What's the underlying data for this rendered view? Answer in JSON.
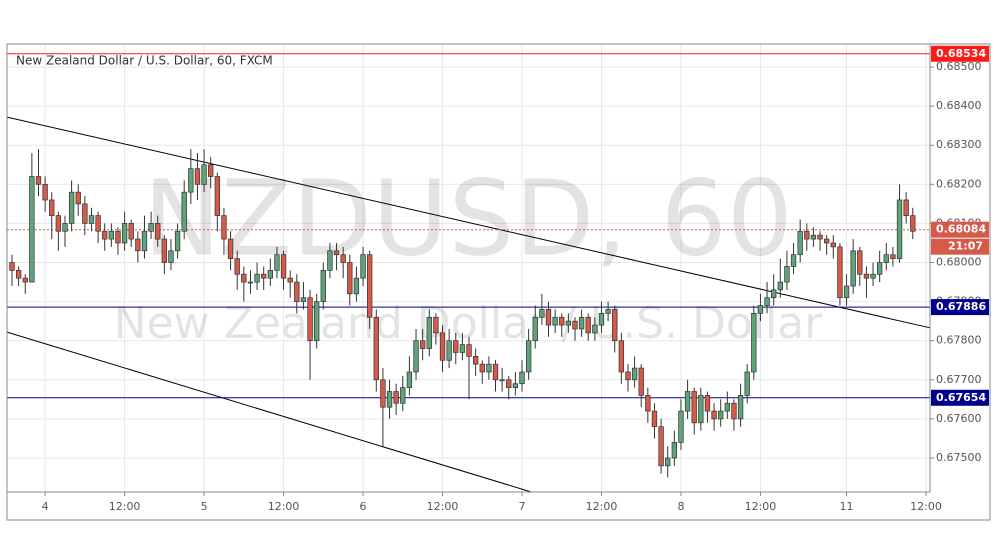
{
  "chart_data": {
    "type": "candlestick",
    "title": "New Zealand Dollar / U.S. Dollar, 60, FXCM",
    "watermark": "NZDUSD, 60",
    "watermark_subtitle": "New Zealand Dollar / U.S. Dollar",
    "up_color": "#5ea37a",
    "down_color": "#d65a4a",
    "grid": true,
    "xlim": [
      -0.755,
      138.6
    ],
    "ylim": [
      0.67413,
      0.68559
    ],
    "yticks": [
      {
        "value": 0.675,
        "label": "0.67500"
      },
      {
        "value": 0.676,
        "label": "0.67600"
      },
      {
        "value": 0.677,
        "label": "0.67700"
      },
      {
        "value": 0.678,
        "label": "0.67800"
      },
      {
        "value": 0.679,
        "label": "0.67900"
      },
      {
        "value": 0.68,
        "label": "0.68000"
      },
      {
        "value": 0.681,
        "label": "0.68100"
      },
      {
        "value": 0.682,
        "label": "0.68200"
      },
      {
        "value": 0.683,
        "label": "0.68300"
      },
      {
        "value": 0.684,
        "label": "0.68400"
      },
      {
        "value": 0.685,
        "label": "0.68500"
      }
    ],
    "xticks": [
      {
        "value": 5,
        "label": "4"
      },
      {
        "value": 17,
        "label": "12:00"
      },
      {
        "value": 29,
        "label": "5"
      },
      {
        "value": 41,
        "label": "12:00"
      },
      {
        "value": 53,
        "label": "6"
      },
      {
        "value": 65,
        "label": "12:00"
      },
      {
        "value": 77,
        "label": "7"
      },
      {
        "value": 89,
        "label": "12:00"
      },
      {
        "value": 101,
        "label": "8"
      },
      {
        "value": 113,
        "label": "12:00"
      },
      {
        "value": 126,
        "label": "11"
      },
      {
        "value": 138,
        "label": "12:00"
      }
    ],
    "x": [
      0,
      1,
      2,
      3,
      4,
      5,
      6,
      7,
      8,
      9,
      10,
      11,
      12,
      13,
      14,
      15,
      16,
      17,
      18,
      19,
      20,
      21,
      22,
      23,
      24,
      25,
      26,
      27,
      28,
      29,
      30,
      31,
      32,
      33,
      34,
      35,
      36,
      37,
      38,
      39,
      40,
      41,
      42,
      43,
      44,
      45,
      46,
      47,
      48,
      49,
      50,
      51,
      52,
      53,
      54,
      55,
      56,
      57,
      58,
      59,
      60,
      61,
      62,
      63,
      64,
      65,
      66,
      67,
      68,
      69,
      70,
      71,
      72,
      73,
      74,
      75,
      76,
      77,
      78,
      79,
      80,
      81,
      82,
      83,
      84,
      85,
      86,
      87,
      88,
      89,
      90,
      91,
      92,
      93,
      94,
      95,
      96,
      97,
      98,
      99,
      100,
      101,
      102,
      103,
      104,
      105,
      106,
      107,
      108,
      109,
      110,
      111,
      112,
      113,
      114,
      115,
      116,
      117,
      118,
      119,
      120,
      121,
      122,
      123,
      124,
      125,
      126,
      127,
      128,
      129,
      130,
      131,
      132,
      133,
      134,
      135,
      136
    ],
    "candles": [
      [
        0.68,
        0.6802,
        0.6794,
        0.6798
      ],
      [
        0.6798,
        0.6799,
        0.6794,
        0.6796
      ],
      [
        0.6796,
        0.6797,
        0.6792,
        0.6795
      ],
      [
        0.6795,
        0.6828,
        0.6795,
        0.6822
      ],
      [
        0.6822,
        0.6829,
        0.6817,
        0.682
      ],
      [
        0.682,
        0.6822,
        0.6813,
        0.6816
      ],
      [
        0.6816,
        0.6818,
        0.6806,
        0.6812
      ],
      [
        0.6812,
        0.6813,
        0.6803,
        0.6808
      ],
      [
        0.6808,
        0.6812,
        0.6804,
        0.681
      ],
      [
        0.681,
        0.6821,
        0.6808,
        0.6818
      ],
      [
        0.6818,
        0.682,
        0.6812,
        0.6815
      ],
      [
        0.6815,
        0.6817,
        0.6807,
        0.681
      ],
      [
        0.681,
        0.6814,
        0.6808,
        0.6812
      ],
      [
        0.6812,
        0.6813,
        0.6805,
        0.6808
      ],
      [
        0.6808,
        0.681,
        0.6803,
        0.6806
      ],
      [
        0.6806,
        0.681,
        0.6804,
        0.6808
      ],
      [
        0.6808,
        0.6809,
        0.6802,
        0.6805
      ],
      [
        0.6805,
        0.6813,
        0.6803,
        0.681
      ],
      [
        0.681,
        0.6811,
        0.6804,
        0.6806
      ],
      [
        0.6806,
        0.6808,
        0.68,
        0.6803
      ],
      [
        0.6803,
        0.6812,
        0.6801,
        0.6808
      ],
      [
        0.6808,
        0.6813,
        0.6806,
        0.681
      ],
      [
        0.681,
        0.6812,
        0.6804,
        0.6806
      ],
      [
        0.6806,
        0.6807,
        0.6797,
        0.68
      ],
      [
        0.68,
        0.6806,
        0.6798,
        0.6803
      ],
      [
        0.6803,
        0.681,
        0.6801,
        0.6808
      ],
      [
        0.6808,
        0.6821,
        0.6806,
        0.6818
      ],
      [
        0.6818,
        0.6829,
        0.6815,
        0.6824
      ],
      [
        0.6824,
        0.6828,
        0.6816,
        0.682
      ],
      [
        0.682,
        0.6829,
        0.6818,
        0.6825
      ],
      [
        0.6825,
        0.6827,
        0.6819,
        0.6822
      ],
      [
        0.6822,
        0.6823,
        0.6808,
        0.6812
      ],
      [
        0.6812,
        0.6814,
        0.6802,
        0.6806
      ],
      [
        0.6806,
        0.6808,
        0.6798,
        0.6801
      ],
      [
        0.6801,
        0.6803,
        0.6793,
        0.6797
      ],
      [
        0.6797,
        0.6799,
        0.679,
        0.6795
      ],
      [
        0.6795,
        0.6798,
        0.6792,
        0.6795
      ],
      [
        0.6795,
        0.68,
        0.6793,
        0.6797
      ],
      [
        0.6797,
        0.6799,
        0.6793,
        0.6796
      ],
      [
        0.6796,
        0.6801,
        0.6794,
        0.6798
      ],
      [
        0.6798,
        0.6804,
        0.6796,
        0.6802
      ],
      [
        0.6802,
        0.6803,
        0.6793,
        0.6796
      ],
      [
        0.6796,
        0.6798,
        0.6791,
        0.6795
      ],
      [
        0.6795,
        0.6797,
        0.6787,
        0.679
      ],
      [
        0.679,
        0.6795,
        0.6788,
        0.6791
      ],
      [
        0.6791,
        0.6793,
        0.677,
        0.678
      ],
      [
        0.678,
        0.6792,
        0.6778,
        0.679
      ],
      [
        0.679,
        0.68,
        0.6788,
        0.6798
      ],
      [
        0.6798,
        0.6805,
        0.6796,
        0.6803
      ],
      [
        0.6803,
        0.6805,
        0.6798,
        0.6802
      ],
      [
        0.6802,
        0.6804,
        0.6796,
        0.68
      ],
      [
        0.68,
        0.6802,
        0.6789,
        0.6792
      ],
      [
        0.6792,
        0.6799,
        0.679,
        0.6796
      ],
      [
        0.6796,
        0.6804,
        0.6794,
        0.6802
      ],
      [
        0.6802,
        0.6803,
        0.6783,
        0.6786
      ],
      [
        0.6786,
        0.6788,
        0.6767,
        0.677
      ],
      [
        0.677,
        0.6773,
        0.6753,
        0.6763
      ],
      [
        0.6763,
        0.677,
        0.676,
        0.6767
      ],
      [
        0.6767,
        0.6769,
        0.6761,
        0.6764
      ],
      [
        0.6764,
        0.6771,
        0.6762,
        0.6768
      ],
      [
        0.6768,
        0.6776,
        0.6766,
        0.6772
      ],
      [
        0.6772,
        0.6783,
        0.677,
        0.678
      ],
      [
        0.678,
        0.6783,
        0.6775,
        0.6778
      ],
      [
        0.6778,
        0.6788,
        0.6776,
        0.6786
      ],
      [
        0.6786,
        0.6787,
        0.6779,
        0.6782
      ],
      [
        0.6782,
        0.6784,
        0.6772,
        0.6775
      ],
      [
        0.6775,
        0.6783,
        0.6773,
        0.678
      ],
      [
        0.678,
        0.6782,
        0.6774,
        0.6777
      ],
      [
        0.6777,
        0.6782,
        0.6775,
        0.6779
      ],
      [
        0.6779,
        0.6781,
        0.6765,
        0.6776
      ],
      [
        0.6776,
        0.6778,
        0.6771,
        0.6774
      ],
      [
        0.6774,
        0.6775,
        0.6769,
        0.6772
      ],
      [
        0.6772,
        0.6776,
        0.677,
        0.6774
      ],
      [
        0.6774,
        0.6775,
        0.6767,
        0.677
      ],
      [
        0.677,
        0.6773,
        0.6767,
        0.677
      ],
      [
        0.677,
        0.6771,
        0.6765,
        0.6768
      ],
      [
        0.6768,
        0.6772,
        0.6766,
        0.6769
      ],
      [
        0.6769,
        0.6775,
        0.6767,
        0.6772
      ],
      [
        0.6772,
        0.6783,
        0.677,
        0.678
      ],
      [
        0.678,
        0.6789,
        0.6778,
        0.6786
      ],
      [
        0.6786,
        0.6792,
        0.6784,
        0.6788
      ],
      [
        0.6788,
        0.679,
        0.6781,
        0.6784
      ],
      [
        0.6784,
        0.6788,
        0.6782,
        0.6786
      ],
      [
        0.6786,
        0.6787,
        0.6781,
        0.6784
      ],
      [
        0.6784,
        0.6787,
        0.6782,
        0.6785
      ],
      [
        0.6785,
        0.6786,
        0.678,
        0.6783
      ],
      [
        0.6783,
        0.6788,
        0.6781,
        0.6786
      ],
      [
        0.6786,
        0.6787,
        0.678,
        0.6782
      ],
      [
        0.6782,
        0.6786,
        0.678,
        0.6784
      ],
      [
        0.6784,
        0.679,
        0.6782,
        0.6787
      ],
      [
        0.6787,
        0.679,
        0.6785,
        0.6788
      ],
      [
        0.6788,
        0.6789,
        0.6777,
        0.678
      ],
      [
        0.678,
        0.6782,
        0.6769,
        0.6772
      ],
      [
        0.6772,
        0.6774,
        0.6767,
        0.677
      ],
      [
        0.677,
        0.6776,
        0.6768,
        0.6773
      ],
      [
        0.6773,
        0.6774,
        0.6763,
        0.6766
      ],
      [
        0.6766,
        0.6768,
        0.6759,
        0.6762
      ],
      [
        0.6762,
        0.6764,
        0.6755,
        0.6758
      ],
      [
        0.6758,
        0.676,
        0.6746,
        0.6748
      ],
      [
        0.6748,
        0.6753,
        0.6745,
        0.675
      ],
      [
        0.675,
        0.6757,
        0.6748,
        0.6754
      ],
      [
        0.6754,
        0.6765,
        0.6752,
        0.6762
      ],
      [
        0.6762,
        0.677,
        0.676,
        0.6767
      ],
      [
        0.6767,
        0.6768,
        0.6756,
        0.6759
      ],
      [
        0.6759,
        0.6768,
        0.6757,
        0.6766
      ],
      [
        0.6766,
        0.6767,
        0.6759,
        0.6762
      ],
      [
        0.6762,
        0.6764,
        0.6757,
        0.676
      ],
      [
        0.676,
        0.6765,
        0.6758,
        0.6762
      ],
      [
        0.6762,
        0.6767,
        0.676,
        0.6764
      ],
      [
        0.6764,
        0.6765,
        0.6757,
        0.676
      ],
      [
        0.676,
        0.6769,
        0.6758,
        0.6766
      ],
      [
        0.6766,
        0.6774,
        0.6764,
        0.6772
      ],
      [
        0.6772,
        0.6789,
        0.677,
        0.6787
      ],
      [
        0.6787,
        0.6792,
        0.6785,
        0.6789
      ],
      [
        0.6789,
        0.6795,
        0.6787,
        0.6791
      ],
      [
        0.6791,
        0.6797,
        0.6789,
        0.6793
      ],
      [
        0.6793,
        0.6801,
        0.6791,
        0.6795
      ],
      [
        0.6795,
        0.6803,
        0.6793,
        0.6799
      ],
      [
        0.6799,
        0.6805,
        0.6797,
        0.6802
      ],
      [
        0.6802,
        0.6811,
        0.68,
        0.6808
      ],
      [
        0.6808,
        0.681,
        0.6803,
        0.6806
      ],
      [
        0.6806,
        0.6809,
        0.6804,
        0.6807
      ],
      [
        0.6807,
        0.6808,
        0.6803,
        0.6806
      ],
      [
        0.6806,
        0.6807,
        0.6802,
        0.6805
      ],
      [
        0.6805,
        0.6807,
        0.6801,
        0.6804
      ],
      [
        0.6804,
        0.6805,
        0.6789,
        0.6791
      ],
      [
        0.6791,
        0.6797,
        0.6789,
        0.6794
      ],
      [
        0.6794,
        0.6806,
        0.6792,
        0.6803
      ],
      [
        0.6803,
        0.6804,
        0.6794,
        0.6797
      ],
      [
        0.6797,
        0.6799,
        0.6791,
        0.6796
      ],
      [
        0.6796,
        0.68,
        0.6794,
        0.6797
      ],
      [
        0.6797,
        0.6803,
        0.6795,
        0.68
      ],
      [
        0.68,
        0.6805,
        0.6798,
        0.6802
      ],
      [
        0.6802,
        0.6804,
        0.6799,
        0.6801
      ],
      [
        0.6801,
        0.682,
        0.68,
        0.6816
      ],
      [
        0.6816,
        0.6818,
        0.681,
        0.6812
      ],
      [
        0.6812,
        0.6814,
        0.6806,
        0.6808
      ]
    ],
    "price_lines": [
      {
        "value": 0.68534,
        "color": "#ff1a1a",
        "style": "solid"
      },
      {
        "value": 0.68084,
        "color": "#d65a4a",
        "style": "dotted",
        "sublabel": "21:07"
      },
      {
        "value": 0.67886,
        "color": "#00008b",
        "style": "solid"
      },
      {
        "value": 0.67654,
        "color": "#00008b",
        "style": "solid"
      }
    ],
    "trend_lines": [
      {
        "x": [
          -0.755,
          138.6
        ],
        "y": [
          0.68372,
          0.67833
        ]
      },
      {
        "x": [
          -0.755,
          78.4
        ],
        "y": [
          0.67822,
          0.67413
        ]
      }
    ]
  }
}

○ ○ ○ ○

- _REQUIREMENT_
Lines in the records that hold the word "Zealand" are to be counted; give only the total.

- _RESULT_
2